◆ **WHAT THE EXERCISE ASKS**:
Repeat the full listing below verbatim and keep the images out.

** Start of EXERCISE MATERIALS **

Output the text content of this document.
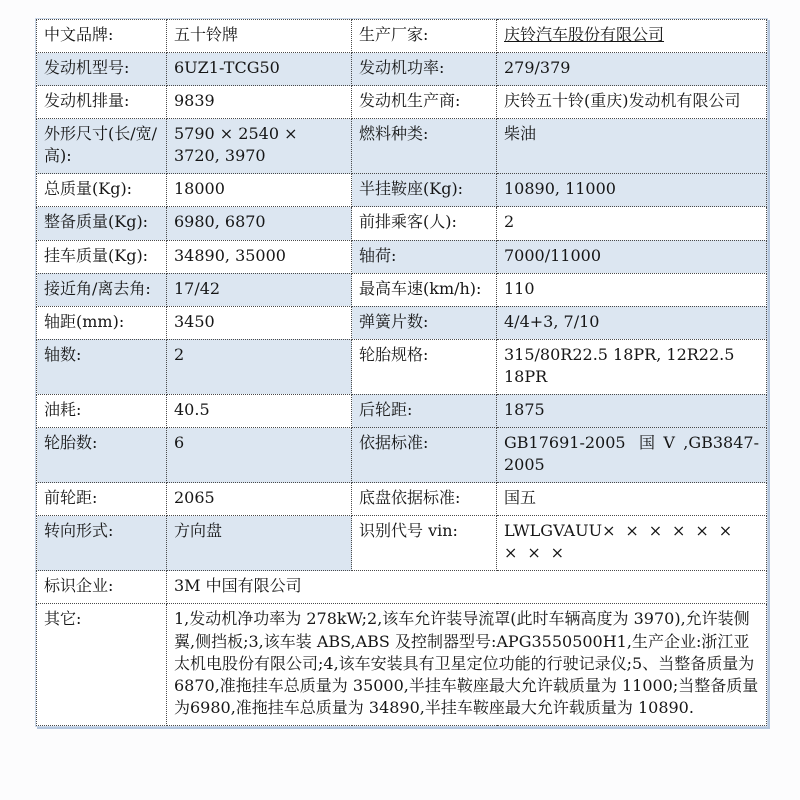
中文品牌:	五十铃牌	生产厂家:	庆铃汽车股份有限公司
发动机型号:	6UZ1-TCG50	发动机功率:	279/379
发动机排量:	9839	发动机生产商:	庆铃五十铃(重庆)发动机有限公司
外形尺寸(长/宽/高):	5790 × 2540 × 3720, 3970	燃料种类:	柴油
总质量(Kg):	18000	半挂鞍座(Kg):	10890, 11000
整备质量(Kg):	6980, 6870	前排乘客(人):	2
挂车质量(Kg):	34890, 35000	轴荷:	7000/11000
接近角/离去角:	17/42	最高车速(km/h):	110
轴距(mm):	3450	弹簧片数:	4/4+3, 7/10
轴数:	2	轮胎规格:	315/80R22.5 18PR, 12R22.5 18PR
油耗:	40.5	后轮距:	1875
轮胎数:	6	依据标准:	GB17691-2005 国Ⅴ,GB3847-2005
前轮距:	2065	底盘依据标准:	国五
转向形式:	方向盘	识别代号 vin:	LWLGVAUU×××××××××
标识企业:	3M 中国有限公司		
其它:	1,发动机净功率为 278kW;2,该车允许装导流罩(此时车辆高度为 3970),允许装侧翼,侧挡板;3,该车装 ABS,ABS 及控制器型号:APG3550500H1,生产企业:浙江亚太机电股份有限公司;4,该车安装具有卫星定位功能的行驶记录仪;5、当整备质量为 6870,准拖挂车总质量为 35000,半挂车鞍座最大允许载质量为 11000;当整备质量为6980,准拖挂车总质量为 34890,半挂车鞍座最大允许载质量为 10890.		
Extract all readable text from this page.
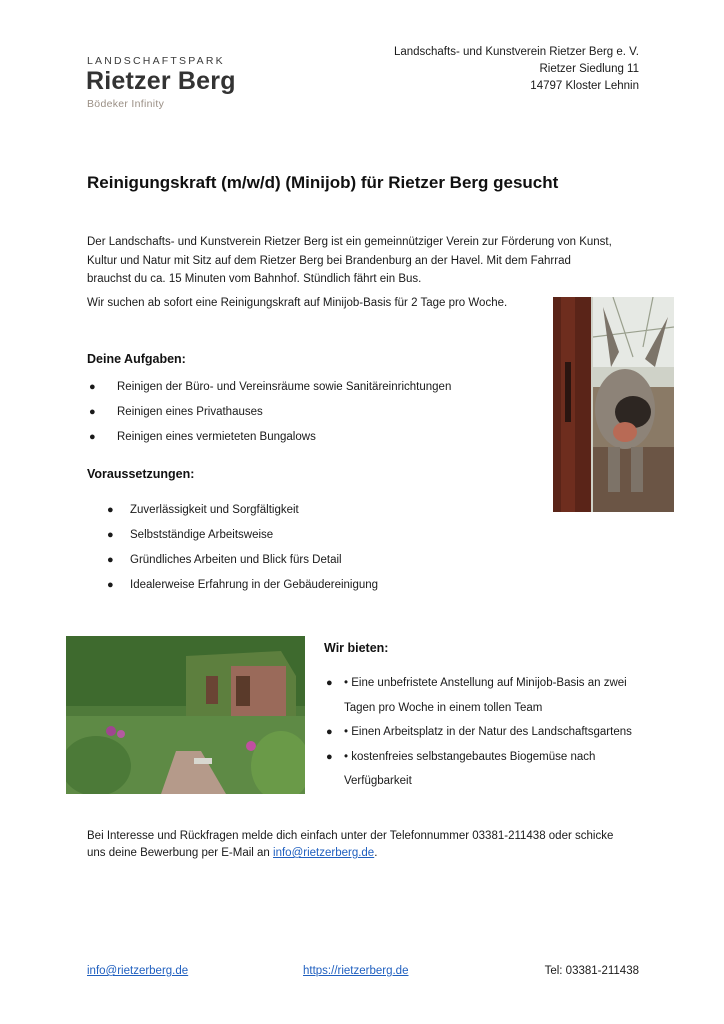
LANDSCHAFTSPARK
Rietzer Berg
Bödeker Infinity
Landschafts- und Kunstverein Rietzer Berg e. V.
Rietzer Siedlung 11
14797 Kloster Lehnin
Reinigungskraft (m/w/d) (Minijob) für Rietzer Berg gesucht
Der Landschafts- und Kunstverein Rietzer Berg ist ein gemeinnütziger Verein zur Förderung von Kunst, Kultur und Natur mit Sitz auf dem Rietzer Berg bei Brandenburg an der Havel. Mit dem Fahrrad brauchst du ca. 15 Minuten vom Bahnhof. Stündlich fährt ein Bus.
Wir suchen ab sofort eine Reinigungskraft auf Minijob-Basis für 2 Tage pro Woche.
Deine Aufgaben:
● Reinigen der Büro- und Vereinsräume sowie Sanitäreinrichtungen
● Reinigen eines Privathauses
● Reinigen eines vermieteten Bungalows
Voraussetzungen:
● Zuverlässigkeit und Sorgfältigkeit
● Selbstständige Arbeitsweise
● Gründliches Arbeiten und Blick fürs Detail
● Idealerweise Erfahrung in der Gebäudereinigung
Wir bieten:
● • Eine unbefristete Anstellung auf Minijob-Basis an zwei Tagen pro Woche in einem tollen Team
● • Einen Arbeitsplatz in der Natur des Landschaftsgartens
● • kostenfreies selbstangebautes Biogemüse nach Verfügbarkeit
Bei Interesse und Rückfragen melde dich einfach unter der Telefonnummer 03381-211438 oder schicke uns deine Bewerbung per E-Mail an info@rietzerberg.de.
info@rietzerberg.de	https://rietzerberg.de	Tel: 03381-211438
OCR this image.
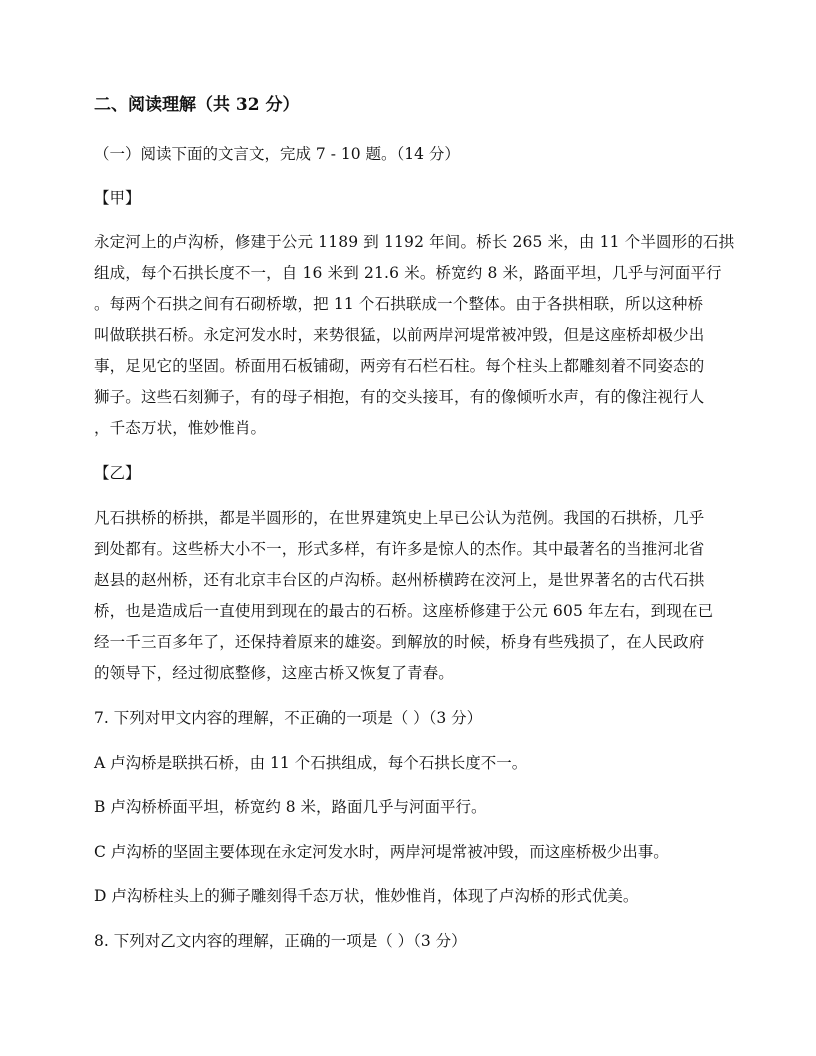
二、阅读理解（共 32 分）
（一）阅读下面的文言文，完成 7 - 10 题。（14 分）
【甲】
永定河上的卢沟桥，修建于公元 1189 到 1192 年间。桥长 265 米，由 11 个半圆形的石拱
组成，每个石拱长度不一，自 16 米到 21.6 米。桥宽约 8 米，路面平坦，几乎与河面平行
。每两个石拱之间有石砌桥墩，把 11 个石拱联成一个整体。由于各拱相联，所以这种桥
叫做联拱石桥。永定河发水时，来势很猛，以前两岸河堤常被冲毁，但是这座桥却极少出
事，足见它的坚固。桥面用石板铺砌，两旁有石栏石柱。每个柱头上都雕刻着不同姿态的
狮子。这些石刻狮子，有的母子相抱，有的交头接耳，有的像倾听水声，有的像注视行人
，千态万状，惟妙惟肖。
【乙】
凡石拱桥的桥拱，都是半圆形的，在世界建筑史上早已公认为范例。我国的石拱桥，几乎
到处都有。这些桥大小不一，形式多样，有许多是惊人的杰作。其中最著名的当推河北省
赵县的赵州桥，还有北京丰台区的卢沟桥。赵州桥横跨在洨河上，是世界著名的古代石拱
桥，也是造成后一直使用到现在的最古的石桥。这座桥修建于公元 605 年左右，到现在已
经一千三百多年了，还保持着原来的雄姿。到解放的时候，桥身有些残损了，在人民政府
的领导下，经过彻底整修，这座古桥又恢复了青春。
7. 下列对甲文内容的理解，不正确的一项是（ ）（3 分）
A 卢沟桥是联拱石桥，由 11 个石拱组成，每个石拱长度不一。
B 卢沟桥桥面平坦，桥宽约 8 米，路面几乎与河面平行。
C 卢沟桥的坚固主要体现在永定河发水时，两岸河堤常被冲毁，而这座桥极少出事。
D 卢沟桥柱头上的狮子雕刻得千态万状，惟妙惟肖，体现了卢沟桥的形式优美。
8. 下列对乙文内容的理解，正确的一项是（ ）（3 分）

** End of EXERCISE MATERIALS **

◆ **SOLUTION**:
Output the text content of this document.
中文品牌:	五十铃牌	生产厂家:	庆铃汽车股份有限公司
发动机型号:	6UZ1-TCG50	发动机功率:	279/379
发动机排量:	9839	发动机生产商:	庆铃五十铃(重庆)发动机有限公司
外形尺寸(长/宽/高):	5790 × 2540 × 3720, 3970	燃料种类:	柴油
总质量(Kg):	18000	半挂鞍座(Kg):	10890, 11000
整备质量(Kg):	6980, 6870	前排乘客(人):	2
挂车质量(Kg):	34890, 35000	轴荷:	7000/11000
接近角/离去角:	17/42	最高车速(km/h):	110
轴距(mm):	3450	弹簧片数:	4/4+3, 7/10
轴数:	2	轮胎规格:	315/80R22.5 18PR, 12R22.5 18PR
油耗:	40.5	后轮距:	1875
轮胎数:	6	依据标准:	GB17691-2005 国Ⅴ,GB3847-2005
前轮距:	2065	底盘依据标准:	国五
转向形式:	方向盘	识别代号 vin:	LWLGVAUU×××××××××
标识企业:	3M 中国有限公司		
其它:	1,发动机净功率为 278kW;2,该车允许装导流罩(此时车辆高度为 3970),允许装侧翼,侧挡板;3,该车装 ABS,ABS 及控制器型号:APG3550500H1,生产企业:浙江亚太机电股份有限公司;4,该车安装具有卫星定位功能的行驶记录仪;5、当整备质量为 6870,准拖挂车总质量为 35000,半挂车鞍座最大允许载质量为 11000;当整备质量为6980,准拖挂车总质量为 34890,半挂车鞍座最大允许载质量为 10890.		
Extract all readable text from this page.
LANDSCHAFTSPARK
Rietzer Berg
Bödeker Infinity
Landschafts- und Kunstverein Rietzer Berg e. V.
Rietzer Siedlung 11
14797 Kloster Lehnin
Reinigungskraft (m/w/d) (Minijob) für Rietzer Berg gesucht
Der Landschafts- und Kunstverein Rietzer Berg ist ein gemeinnütziger Verein zur Förderung von Kunst, Kultur und Natur mit Sitz auf dem Rietzer Berg bei Brandenburg an der Havel. Mit dem Fahrrad brauchst du ca. 15 Minuten vom Bahnhof. Stündlich fährt ein Bus.
Wir suchen ab sofort eine Reinigungskraft auf Minijob-Basis für 2 Tage pro Woche.
Deine Aufgaben:
● Reinigen der Büro- und Vereinsräume sowie Sanitäreinrichtungen
● Reinigen eines Privathauses
● Reinigen eines vermieteten Bungalows
Voraussetzungen:
● Zuverlässigkeit und Sorgfältigkeit
● Selbstständige Arbeitsweise
● Gründliches Arbeiten und Blick fürs Detail
● Idealerweise Erfahrung in der Gebäudereinigung
Wir bieten:
● • Eine unbefristete Anstellung auf Minijob-Basis an zwei Tagen pro Woche in einem tollen Team
● • Einen Arbeitsplatz in der Natur des Landschaftsgartens
● • kostenfreies selbstangebautes Biogemüse nach Verfügbarkeit
Bei Interesse und Rückfragen melde dich einfach unter der Telefonnummer 03381-211438 oder schicke uns deine Bewerbung per E-Mail an info@rietzerberg.de.
info@rietzerberg.de	https://rietzerberg.de	Tel: 03381-211438
OCR this image.
二、阅读理解（共 32 分）
（一）阅读下面的文言文，完成 7 - 10 题。（14 分）
【甲】
永定河上的卢沟桥，修建于公元 1189 到 1192 年间。桥长 265 米，由 11 个半圆形的石拱
组成，每个石拱长度不一，自 16 米到 21.6 米。桥宽约 8 米，路面平坦，几乎与河面平行
。每两个石拱之间有石砌桥墩，把 11 个石拱联成一个整体。由于各拱相联，所以这种桥
叫做联拱石桥。永定河发水时，来势很猛，以前两岸河堤常被冲毁，但是这座桥却极少出
事，足见它的坚固。桥面用石板铺砌，两旁有石栏石柱。每个柱头上都雕刻着不同姿态的
狮子。这些石刻狮子，有的母子相抱，有的交头接耳，有的像倾听水声，有的像注视行人
，千态万状，惟妙惟肖。
【乙】
凡石拱桥的桥拱，都是半圆形的，在世界建筑史上早已公认为范例。我国的石拱桥，几乎
到处都有。这些桥大小不一，形式多样，有许多是惊人的杰作。其中最著名的当推河北省
赵县的赵州桥，还有北京丰台区的卢沟桥。赵州桥横跨在洨河上，是世界著名的古代石拱
桥，也是造成后一直使用到现在的最古的石桥。这座桥修建于公元 605 年左右，到现在已
经一千三百多年了，还保持着原来的雄姿。到解放的时候，桥身有些残损了，在人民政府
的领导下，经过彻底整修，这座古桥又恢复了青春。
7. 下列对甲文内容的理解，不正确的一项是（ ）（3 分）
A 卢沟桥是联拱石桥，由 11 个石拱组成，每个石拱长度不一。
B 卢沟桥桥面平坦，桥宽约 8 米，路面几乎与河面平行。
C 卢沟桥的坚固主要体现在永定河发水时，两岸河堤常被冲毁，而这座桥极少出事。
D 卢沟桥柱头上的狮子雕刻得千态万状，惟妙惟肖，体现了卢沟桥的形式优美。
8. 下列对乙文内容的理解，正确的一项是（ ）（3 分）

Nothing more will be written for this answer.